* _WHAT IS ASKED_: Extract each line containing the string "George".
======== TASK INPUTS ========
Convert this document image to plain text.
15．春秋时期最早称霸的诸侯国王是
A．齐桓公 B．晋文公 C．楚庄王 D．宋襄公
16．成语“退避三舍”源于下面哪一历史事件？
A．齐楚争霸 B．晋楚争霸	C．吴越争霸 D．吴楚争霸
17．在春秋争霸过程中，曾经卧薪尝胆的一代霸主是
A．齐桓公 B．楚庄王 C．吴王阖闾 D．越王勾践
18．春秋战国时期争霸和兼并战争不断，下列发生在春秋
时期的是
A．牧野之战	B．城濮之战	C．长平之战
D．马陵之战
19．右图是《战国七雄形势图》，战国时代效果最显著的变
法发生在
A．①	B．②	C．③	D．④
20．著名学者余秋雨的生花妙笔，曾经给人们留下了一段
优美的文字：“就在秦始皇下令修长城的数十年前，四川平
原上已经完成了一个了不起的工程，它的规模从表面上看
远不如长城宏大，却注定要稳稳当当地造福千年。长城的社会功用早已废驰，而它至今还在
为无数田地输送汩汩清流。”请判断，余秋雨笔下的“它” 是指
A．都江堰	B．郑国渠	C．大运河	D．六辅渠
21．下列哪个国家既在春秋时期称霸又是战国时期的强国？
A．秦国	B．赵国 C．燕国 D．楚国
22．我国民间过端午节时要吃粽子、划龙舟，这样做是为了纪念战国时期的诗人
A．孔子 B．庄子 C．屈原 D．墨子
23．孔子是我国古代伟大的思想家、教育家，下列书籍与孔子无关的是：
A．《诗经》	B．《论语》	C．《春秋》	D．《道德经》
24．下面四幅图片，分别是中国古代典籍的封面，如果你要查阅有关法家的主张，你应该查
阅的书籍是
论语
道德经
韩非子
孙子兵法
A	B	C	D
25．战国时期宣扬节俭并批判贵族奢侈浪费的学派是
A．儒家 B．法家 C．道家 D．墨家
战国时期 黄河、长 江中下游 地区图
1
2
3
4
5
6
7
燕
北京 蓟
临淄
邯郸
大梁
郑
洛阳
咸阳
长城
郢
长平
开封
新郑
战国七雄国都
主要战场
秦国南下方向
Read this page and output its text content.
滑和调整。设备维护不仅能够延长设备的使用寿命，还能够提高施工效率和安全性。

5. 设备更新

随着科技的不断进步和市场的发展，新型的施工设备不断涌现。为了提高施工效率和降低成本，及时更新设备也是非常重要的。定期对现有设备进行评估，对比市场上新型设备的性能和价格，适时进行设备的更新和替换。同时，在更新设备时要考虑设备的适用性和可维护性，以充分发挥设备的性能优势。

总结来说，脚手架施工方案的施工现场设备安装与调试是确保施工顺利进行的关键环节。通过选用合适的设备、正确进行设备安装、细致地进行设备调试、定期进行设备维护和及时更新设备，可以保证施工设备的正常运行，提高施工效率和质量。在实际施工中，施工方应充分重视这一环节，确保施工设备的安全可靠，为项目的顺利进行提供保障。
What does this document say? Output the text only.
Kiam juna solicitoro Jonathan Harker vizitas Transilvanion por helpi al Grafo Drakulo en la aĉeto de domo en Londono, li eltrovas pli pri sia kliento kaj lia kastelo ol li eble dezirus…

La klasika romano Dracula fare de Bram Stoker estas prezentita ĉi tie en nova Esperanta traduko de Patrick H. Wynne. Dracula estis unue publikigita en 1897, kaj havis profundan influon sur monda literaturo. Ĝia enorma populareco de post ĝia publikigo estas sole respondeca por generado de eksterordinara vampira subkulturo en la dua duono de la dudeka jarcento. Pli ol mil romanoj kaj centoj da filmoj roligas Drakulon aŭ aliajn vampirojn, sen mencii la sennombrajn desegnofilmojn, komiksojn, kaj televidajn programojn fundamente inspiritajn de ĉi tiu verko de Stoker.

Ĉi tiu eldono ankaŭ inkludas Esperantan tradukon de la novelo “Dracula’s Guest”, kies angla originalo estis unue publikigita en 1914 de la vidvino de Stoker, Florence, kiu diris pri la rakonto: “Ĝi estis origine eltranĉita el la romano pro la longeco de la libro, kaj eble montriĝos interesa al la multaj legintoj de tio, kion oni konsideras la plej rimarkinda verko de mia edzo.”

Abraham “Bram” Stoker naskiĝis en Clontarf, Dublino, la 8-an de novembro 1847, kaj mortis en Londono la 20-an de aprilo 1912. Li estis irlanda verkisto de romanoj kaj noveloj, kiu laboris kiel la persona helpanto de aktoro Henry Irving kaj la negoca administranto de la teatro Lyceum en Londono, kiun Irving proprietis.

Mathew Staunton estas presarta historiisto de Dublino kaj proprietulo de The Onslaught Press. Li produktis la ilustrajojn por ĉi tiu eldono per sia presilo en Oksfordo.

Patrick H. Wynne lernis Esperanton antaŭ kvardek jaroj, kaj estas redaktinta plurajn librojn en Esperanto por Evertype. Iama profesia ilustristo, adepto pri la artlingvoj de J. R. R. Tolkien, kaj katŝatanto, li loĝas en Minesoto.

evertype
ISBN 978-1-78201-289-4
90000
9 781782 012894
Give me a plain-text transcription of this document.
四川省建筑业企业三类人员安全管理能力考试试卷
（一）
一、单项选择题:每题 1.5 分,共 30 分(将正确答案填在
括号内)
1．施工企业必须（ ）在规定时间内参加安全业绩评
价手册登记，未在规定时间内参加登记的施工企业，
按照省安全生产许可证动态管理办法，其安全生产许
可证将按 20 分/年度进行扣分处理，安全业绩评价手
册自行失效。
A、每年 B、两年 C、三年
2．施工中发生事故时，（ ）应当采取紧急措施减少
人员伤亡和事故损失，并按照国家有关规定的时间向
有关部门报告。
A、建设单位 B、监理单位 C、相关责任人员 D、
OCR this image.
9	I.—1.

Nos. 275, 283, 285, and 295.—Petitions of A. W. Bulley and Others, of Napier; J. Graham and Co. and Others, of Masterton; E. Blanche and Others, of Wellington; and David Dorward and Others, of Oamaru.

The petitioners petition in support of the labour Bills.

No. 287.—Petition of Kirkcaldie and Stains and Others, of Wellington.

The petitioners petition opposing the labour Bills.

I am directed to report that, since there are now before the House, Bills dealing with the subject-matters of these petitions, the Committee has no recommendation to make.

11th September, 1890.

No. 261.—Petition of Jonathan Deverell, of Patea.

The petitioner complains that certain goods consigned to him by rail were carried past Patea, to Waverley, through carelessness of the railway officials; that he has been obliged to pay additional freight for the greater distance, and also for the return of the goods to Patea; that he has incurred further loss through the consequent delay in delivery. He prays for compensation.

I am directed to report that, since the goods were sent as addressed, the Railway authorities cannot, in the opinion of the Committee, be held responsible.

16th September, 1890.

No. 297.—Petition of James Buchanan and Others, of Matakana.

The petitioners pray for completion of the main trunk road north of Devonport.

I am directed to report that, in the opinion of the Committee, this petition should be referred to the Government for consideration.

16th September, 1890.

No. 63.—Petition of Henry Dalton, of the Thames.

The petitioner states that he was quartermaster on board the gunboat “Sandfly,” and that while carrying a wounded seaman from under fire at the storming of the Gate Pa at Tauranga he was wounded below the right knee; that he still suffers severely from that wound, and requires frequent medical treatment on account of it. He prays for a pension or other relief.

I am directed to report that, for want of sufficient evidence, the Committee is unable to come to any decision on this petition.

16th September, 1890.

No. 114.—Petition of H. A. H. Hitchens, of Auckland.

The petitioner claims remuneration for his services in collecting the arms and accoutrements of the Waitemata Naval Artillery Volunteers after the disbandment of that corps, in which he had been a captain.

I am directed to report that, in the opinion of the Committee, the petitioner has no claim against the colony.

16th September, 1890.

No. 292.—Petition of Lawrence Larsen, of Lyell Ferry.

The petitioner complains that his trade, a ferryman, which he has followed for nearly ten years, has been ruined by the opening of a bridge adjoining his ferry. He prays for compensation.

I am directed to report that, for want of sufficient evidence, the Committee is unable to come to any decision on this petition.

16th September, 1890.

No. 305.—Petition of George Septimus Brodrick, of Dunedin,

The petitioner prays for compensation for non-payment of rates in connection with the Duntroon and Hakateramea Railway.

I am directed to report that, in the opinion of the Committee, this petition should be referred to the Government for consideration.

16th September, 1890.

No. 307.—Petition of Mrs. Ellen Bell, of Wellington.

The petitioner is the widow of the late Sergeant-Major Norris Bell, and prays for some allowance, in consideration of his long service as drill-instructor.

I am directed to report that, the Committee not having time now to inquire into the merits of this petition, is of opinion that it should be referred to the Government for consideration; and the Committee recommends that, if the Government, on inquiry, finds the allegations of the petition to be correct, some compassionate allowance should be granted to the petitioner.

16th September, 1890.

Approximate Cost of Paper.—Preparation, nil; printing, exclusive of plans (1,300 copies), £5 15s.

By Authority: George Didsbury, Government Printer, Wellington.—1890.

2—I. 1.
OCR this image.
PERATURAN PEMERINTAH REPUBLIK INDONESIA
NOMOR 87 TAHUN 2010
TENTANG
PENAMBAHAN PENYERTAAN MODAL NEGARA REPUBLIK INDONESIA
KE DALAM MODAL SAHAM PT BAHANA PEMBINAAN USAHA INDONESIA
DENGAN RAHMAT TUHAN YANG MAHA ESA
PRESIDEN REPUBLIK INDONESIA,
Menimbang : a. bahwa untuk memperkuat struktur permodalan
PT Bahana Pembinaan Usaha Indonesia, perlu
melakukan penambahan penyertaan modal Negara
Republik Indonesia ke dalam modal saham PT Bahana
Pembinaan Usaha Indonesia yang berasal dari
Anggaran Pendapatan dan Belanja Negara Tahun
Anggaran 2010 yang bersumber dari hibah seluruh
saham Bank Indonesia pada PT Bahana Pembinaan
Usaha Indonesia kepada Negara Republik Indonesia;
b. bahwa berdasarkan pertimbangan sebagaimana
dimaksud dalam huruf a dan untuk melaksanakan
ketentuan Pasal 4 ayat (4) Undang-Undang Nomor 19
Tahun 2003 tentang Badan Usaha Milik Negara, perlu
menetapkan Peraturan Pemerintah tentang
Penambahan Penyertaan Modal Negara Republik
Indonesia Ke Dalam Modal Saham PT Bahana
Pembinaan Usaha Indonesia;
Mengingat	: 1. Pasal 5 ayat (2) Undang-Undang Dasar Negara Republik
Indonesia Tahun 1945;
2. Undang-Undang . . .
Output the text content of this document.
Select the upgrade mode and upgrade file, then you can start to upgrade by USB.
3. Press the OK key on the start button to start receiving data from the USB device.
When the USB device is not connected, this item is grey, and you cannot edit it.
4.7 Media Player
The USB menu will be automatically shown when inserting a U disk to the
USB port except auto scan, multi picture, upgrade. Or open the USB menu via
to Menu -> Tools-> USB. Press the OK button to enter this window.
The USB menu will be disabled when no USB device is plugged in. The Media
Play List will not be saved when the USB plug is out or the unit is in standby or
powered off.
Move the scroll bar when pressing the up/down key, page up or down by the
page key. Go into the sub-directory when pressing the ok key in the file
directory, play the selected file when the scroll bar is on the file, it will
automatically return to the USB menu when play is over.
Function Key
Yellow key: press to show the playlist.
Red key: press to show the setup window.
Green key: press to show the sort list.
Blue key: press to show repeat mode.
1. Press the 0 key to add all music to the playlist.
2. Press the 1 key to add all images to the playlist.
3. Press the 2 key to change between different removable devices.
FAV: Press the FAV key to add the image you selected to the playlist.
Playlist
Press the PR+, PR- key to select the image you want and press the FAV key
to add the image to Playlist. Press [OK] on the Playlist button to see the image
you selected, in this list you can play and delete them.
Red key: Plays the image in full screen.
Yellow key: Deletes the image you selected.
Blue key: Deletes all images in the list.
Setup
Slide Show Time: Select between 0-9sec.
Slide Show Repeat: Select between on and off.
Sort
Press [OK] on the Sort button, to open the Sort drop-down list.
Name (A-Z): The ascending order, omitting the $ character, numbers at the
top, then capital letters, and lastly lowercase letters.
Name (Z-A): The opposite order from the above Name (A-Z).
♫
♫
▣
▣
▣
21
========
* _RESULT_:
No. 305.—Petition of George Septimus Brodrick, of Dunedin,
By Authority: George Didsbury, Government Printer, Wellington.—1890.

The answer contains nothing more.